Extracted records:
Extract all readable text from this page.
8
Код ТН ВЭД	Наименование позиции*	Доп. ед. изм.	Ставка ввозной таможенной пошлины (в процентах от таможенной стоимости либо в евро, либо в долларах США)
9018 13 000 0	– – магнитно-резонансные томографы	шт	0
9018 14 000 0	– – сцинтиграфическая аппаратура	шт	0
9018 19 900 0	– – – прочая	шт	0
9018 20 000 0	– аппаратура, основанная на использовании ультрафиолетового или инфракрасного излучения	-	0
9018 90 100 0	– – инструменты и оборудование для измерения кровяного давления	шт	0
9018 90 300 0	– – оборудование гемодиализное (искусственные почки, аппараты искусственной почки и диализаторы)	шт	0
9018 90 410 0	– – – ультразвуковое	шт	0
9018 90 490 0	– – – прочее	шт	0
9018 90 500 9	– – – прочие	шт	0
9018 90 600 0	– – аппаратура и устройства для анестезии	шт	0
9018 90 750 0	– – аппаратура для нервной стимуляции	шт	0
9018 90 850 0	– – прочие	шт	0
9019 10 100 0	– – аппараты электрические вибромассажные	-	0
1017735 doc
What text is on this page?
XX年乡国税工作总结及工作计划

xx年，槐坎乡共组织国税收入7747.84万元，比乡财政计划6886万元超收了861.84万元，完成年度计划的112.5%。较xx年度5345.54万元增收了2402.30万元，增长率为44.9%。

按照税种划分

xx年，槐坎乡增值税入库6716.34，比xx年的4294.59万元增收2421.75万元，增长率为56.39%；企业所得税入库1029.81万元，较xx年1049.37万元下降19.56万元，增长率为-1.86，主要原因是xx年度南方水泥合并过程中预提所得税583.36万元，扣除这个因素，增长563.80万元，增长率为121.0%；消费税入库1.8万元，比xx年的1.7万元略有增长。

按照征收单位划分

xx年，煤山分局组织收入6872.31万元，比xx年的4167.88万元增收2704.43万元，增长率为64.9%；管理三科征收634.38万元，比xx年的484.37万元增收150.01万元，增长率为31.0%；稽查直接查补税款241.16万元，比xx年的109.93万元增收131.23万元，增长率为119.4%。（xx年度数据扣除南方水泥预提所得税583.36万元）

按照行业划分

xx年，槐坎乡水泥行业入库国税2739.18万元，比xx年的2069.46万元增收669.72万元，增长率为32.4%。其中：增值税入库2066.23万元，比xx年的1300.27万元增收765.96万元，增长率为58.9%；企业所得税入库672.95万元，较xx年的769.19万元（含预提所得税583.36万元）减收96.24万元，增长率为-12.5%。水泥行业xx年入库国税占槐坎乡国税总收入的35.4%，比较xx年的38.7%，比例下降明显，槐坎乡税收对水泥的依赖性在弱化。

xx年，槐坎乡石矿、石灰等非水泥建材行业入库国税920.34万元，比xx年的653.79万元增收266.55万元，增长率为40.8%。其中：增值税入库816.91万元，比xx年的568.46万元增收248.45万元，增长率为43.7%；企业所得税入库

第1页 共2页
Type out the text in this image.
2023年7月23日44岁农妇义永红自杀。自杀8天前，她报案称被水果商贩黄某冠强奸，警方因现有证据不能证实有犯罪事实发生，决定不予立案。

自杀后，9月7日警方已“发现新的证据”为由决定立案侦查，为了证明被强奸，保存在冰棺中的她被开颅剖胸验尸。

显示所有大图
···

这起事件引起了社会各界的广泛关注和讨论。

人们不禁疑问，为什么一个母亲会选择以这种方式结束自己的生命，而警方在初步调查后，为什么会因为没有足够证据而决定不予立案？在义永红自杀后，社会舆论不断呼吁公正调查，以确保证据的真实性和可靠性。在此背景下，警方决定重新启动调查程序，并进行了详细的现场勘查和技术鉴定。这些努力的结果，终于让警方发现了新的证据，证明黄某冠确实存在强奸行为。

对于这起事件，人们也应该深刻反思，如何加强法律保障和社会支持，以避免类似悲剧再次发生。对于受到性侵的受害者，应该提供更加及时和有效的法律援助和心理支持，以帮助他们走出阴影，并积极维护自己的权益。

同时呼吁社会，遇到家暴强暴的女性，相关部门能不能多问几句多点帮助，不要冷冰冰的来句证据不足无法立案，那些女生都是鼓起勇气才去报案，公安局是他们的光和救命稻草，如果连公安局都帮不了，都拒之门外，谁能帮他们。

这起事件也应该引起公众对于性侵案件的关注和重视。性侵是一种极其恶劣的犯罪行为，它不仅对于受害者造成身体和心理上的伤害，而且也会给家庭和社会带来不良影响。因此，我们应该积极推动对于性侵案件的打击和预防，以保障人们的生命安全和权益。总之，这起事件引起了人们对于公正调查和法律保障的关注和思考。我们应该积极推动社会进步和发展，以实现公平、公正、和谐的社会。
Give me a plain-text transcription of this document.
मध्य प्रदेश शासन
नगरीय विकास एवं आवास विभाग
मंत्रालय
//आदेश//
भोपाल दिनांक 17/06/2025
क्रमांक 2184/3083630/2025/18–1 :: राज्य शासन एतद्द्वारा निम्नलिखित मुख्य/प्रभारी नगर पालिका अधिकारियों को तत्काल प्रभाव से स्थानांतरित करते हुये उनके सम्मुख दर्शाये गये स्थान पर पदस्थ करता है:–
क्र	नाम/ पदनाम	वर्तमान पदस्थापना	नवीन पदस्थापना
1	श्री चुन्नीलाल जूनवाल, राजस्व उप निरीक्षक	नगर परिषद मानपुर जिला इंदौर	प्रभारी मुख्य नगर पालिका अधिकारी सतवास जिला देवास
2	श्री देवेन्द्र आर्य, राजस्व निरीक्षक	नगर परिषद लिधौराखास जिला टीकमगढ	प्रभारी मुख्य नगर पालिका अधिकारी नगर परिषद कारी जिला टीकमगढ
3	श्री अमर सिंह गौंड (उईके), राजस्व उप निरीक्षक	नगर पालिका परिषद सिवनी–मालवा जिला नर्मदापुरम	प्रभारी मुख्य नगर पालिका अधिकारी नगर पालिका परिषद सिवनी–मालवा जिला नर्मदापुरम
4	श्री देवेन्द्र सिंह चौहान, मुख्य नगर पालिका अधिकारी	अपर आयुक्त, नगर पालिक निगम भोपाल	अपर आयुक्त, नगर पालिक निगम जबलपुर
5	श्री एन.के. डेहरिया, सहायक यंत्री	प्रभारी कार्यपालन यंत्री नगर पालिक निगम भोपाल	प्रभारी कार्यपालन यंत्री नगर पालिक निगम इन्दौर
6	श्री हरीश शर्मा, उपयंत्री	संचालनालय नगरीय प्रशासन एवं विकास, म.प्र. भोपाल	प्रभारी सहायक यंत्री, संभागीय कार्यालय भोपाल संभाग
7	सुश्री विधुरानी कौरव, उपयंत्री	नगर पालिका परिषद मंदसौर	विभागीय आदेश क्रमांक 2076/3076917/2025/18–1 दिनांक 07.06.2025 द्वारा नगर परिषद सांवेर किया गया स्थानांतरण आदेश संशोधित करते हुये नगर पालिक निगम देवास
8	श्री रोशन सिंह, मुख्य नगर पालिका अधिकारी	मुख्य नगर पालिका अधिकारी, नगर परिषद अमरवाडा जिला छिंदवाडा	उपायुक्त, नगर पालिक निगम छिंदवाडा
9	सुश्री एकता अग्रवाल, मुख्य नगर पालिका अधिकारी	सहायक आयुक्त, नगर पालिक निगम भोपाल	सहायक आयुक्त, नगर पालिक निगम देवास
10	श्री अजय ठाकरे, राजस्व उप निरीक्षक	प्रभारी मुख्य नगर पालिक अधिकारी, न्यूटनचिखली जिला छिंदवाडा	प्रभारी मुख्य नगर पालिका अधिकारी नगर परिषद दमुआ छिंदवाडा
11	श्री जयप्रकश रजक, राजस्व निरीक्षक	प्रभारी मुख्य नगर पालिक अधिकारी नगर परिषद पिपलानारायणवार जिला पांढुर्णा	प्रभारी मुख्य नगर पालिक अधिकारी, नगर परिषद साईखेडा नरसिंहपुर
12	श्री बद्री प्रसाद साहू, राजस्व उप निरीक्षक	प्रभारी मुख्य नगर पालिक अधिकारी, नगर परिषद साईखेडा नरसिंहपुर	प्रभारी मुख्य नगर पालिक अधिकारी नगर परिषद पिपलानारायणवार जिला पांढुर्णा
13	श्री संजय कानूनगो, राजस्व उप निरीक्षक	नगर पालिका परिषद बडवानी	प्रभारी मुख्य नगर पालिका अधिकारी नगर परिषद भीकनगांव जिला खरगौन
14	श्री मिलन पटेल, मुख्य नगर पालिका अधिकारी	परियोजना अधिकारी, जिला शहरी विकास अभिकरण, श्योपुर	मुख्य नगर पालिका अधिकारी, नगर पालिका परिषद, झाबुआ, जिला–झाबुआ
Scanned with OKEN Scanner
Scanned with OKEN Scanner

The exercise: Scan the material above. Extract every line in which the word "прочие" occurs.

Answer to this problem:
9018 90 500 9	– – – прочие	шт	0
9018 90 850 0	– – прочие	шт	0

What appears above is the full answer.